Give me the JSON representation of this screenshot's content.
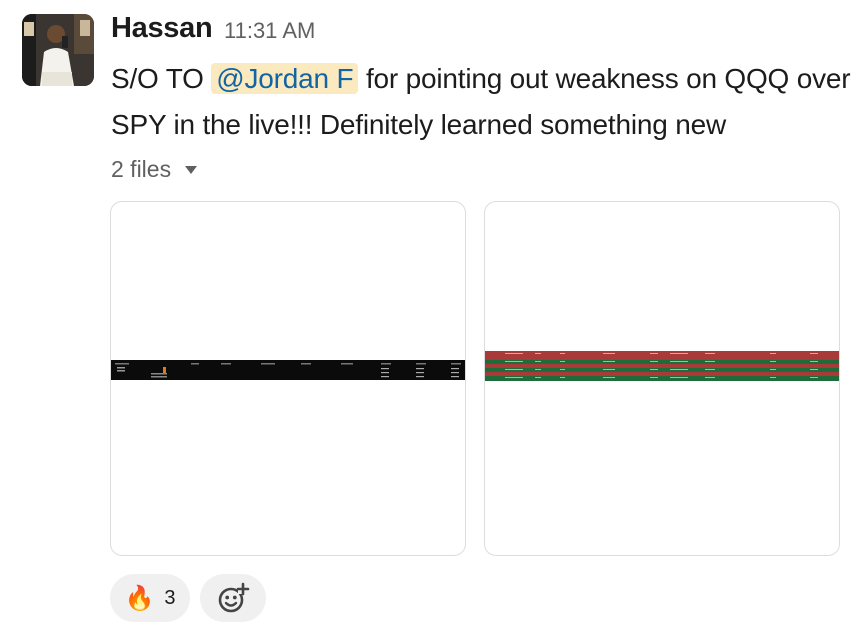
{
  "message": {
    "author": "Hassan",
    "time": "11:31 AM",
    "text_before": "S/O TO ",
    "mention": "@Jordan F",
    "text_after": " for pointing out weakness on QQQ over SPY in the live!!! Definitely learned something new"
  },
  "files": {
    "toggle_label": "2 files",
    "items": [
      {
        "kind": "dark-table-screenshot"
      },
      {
        "kind": "red-green-rows-screenshot"
      }
    ]
  },
  "reactions": [
    {
      "emoji": "🔥",
      "count": "3"
    }
  ],
  "icons": {
    "caret": "chevron-down-icon",
    "add_reaction": "add-reaction-icon"
  },
  "colors": {
    "mention_bg": "#fbe9c0",
    "mention_text": "#1264a3",
    "row_red": "#a83a3a",
    "row_green": "#1f6b3a"
  }
}
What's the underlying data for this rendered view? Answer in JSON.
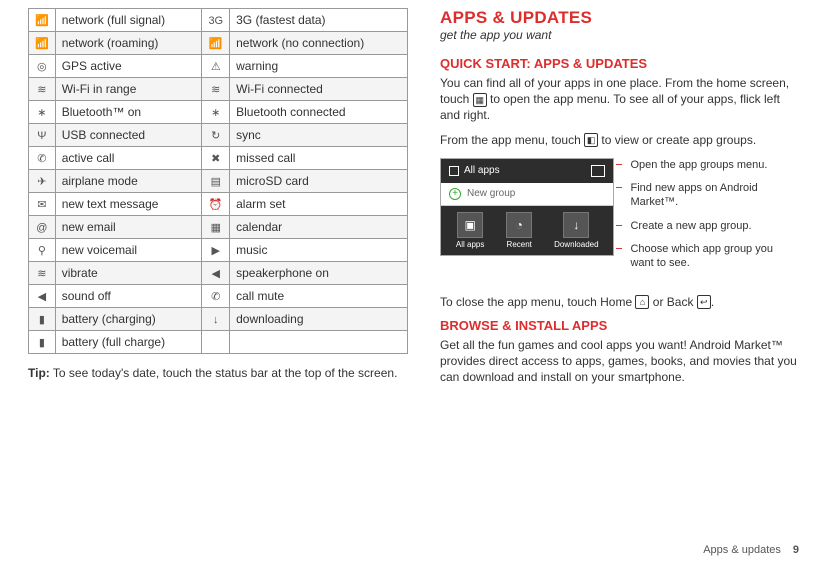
{
  "status_table": {
    "rows": [
      {
        "l": "network (full signal)",
        "r": "3G (fastest data)",
        "li": "📶",
        "ri": "3G"
      },
      {
        "l": "network (roaming)",
        "r": "network (no connection)",
        "li": "📶",
        "ri": "📶",
        "alt": true
      },
      {
        "l": "GPS active",
        "r": "warning",
        "li": "◎",
        "ri": "⚠"
      },
      {
        "l": "Wi-Fi in range",
        "r": "Wi-Fi connected",
        "li": "≋",
        "ri": "≋",
        "alt": true
      },
      {
        "l": "Bluetooth™ on",
        "r": "Bluetooth connected",
        "li": "∗",
        "ri": "∗"
      },
      {
        "l": "USB connected",
        "r": "sync",
        "li": "Ψ",
        "ri": "↻",
        "alt": true
      },
      {
        "l": "active call",
        "r": "missed call",
        "li": "✆",
        "ri": "✖"
      },
      {
        "l": "airplane mode",
        "r": "microSD card",
        "li": "✈",
        "ri": "▤",
        "alt": true
      },
      {
        "l": "new text message",
        "r": "alarm set",
        "li": "✉",
        "ri": "⏰"
      },
      {
        "l": "new email",
        "r": "calendar",
        "li": "@",
        "ri": "▦",
        "alt": true
      },
      {
        "l": "new voicemail",
        "r": "music",
        "li": "⚲",
        "ri": "▶"
      },
      {
        "l": "vibrate",
        "r": "speakerphone on",
        "li": "≋",
        "ri": "◀",
        "alt": true
      },
      {
        "l": "sound off",
        "r": "call mute",
        "li": "◀",
        "ri": "✆"
      },
      {
        "l": "battery (charging)",
        "r": "downloading",
        "li": "▮",
        "ri": "↓",
        "alt": true
      },
      {
        "l": "battery (full charge)",
        "r": "",
        "li": "▮",
        "ri": ""
      }
    ]
  },
  "tip_label": "Tip:",
  "tip_text": " To see today's date, touch the status bar at the top of the screen.",
  "h1": "APPS & UPDATES",
  "h1_sub": "get the app you want",
  "h2a": "Quick start: Apps & updates",
  "p1a": "You can find all of your apps in one place. From the home screen, touch ",
  "p1b": " to open the app menu. To see all of your apps, flick left and right.",
  "p2a": "From the app menu, touch ",
  "p2b": " to view or create app groups.",
  "phone": {
    "title": "All apps",
    "new_group": "New group",
    "btn1": "All apps",
    "btn2": "Recent",
    "btn3": "Downloaded"
  },
  "callouts": {
    "c1": "Open the app groups menu.",
    "c2": "Find new apps on Android Market™.",
    "c3": "Create a new app group.",
    "c4": "Choose which app group you want to see."
  },
  "p3a": "To close the app menu, touch Home ",
  "p3b": " or Back ",
  "p3c": ".",
  "h2b": "Browse & install apps",
  "p4": "Get all the fun games and cool apps you want! Android Market™ provides direct access to apps, games, books, and movies that you can download and install on your smartphone.",
  "footer_section": "Apps & updates",
  "footer_page": "9"
}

----

• **Prompt**:
Your copy should repeat each entry above exactly but contain no pictures.

• **The output**:
Give me the JSON representation of this screenshot's content.
{
  "message": {
    "author": "Hassan",
    "time": "11:31 AM",
    "text_before": "S/O TO ",
    "mention": "@Jordan F",
    "text_after": " for pointing out weakness on QQQ over SPY in the live!!! Definitely learned something new"
  },
  "files": {
    "toggle_label": "2 files",
    "items": [
      {
        "kind": "dark-table-screenshot"
      },
      {
        "kind": "red-green-rows-screenshot"
      }
    ]
  },
  "reactions": [
    {
      "emoji": "🔥",
      "count": "3"
    }
  ],
  "icons": {
    "caret": "chevron-down-icon",
    "add_reaction": "add-reaction-icon"
  },
  "colors": {
    "mention_bg": "#fbe9c0",
    "mention_text": "#1264a3",
    "row_red": "#a83a3a",
    "row_green": "#1f6b3a"
  }
}
What's the underlying data for this rendered view? Answer in JSON.
{
  "status_table": {
    "rows": [
      {
        "l": "network (full signal)",
        "r": "3G (fastest data)",
        "li": "📶",
        "ri": "3G"
      },
      {
        "l": "network (roaming)",
        "r": "network (no connection)",
        "li": "📶",
        "ri": "📶",
        "alt": true
      },
      {
        "l": "GPS active",
        "r": "warning",
        "li": "◎",
        "ri": "⚠"
      },
      {
        "l": "Wi-Fi in range",
        "r": "Wi-Fi connected",
        "li": "≋",
        "ri": "≋",
        "alt": true
      },
      {
        "l": "Bluetooth™ on",
        "r": "Bluetooth connected",
        "li": "∗",
        "ri": "∗"
      },
      {
        "l": "USB connected",
        "r": "sync",
        "li": "Ψ",
        "ri": "↻",
        "alt": true
      },
      {
        "l": "active call",
        "r": "missed call",
        "li": "✆",
        "ri": "✖"
      },
      {
        "l": "airplane mode",
        "r": "microSD card",
        "li": "✈",
        "ri": "▤",
        "alt": true
      },
      {
        "l": "new text message",
        "r": "alarm set",
        "li": "✉",
        "ri": "⏰"
      },
      {
        "l": "new email",
        "r": "calendar",
        "li": "@",
        "ri": "▦",
        "alt": true
      },
      {
        "l": "new voicemail",
        "r": "music",
        "li": "⚲",
        "ri": "▶"
      },
      {
        "l": "vibrate",
        "r": "speakerphone on",
        "li": "≋",
        "ri": "◀",
        "alt": true
      },
      {
        "l": "sound off",
        "r": "call mute",
        "li": "◀",
        "ri": "✆"
      },
      {
        "l": "battery (charging)",
        "r": "downloading",
        "li": "▮",
        "ri": "↓",
        "alt": true
      },
      {
        "l": "battery (full charge)",
        "r": "",
        "li": "▮",
        "ri": ""
      }
    ]
  },
  "tip_label": "Tip:",
  "tip_text": " To see today's date, touch the status bar at the top of the screen.",
  "h1": "APPS & UPDATES",
  "h1_sub": "get the app you want",
  "h2a": "Quick start: Apps & updates",
  "p1a": "You can find all of your apps in one place. From the home screen, touch ",
  "p1b": " to open the app menu. To see all of your apps, flick left and right.",
  "p2a": "From the app menu, touch ",
  "p2b": " to view or create app groups.",
  "phone": {
    "title": "All apps",
    "new_group": "New group",
    "btn1": "All apps",
    "btn2": "Recent",
    "btn3": "Downloaded"
  },
  "callouts": {
    "c1": "Open the app groups menu.",
    "c2": "Find new apps on Android Market™.",
    "c3": "Create a new app group.",
    "c4": "Choose which app group you want to see."
  },
  "p3a": "To close the app menu, touch Home ",
  "p3b": " or Back ",
  "p3c": ".",
  "h2b": "Browse & install apps",
  "p4": "Get all the fun games and cool apps you want! Android Market™ provides direct access to apps, games, books, and movies that you can download and install on your smartphone.",
  "footer_section": "Apps & updates",
  "footer_page": "9"
}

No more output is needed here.